=== The data ===

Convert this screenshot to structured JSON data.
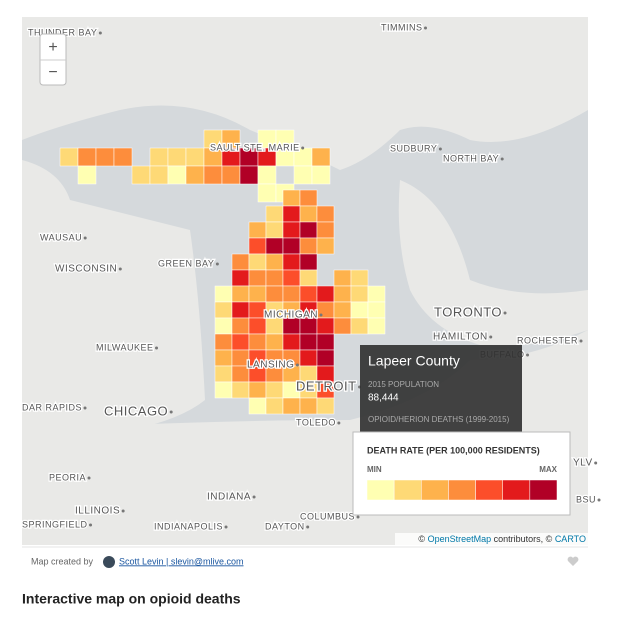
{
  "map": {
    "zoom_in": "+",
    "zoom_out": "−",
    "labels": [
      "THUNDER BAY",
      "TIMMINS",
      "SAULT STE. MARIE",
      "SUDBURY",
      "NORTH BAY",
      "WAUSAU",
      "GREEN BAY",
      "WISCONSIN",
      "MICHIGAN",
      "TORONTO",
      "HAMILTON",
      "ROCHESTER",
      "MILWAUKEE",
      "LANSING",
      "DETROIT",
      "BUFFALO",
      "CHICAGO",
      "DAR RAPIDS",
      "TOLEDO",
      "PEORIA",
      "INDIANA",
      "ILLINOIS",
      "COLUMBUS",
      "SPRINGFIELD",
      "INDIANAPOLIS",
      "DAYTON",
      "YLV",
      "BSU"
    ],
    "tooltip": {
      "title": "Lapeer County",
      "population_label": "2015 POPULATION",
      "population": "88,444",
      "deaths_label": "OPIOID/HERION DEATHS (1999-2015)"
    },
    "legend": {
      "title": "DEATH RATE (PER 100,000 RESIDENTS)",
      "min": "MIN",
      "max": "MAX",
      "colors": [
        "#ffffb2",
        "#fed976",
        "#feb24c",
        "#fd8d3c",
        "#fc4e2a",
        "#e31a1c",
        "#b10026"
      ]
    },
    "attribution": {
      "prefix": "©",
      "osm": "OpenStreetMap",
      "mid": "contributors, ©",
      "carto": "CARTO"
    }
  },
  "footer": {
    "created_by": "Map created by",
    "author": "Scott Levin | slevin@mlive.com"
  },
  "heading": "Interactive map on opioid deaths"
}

===
=== The data ===

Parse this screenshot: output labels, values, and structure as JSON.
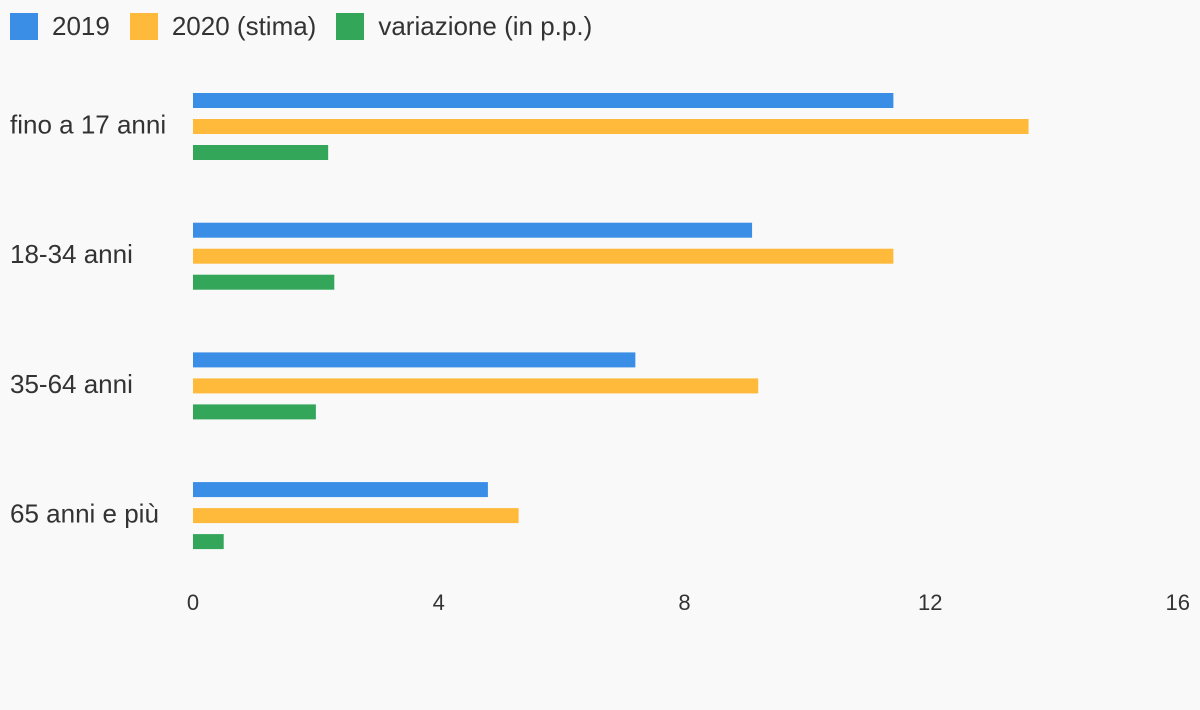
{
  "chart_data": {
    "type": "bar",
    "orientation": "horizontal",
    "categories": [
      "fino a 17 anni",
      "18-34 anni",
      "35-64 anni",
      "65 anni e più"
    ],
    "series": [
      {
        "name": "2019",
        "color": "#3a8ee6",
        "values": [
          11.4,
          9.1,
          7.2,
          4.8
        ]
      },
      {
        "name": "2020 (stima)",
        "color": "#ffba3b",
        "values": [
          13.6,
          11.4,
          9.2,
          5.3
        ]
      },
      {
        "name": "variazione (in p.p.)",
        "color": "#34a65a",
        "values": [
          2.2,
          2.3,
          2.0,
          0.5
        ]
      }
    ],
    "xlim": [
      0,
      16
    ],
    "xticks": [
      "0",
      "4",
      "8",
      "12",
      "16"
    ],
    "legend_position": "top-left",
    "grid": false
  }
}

===

▸ To be done
Pull out each line of the listing that holds the string "this".

▸ Task answer
Convert this screenshot to structured JSON data.
Parse this screenshot: output labels, values, and structure as JSON.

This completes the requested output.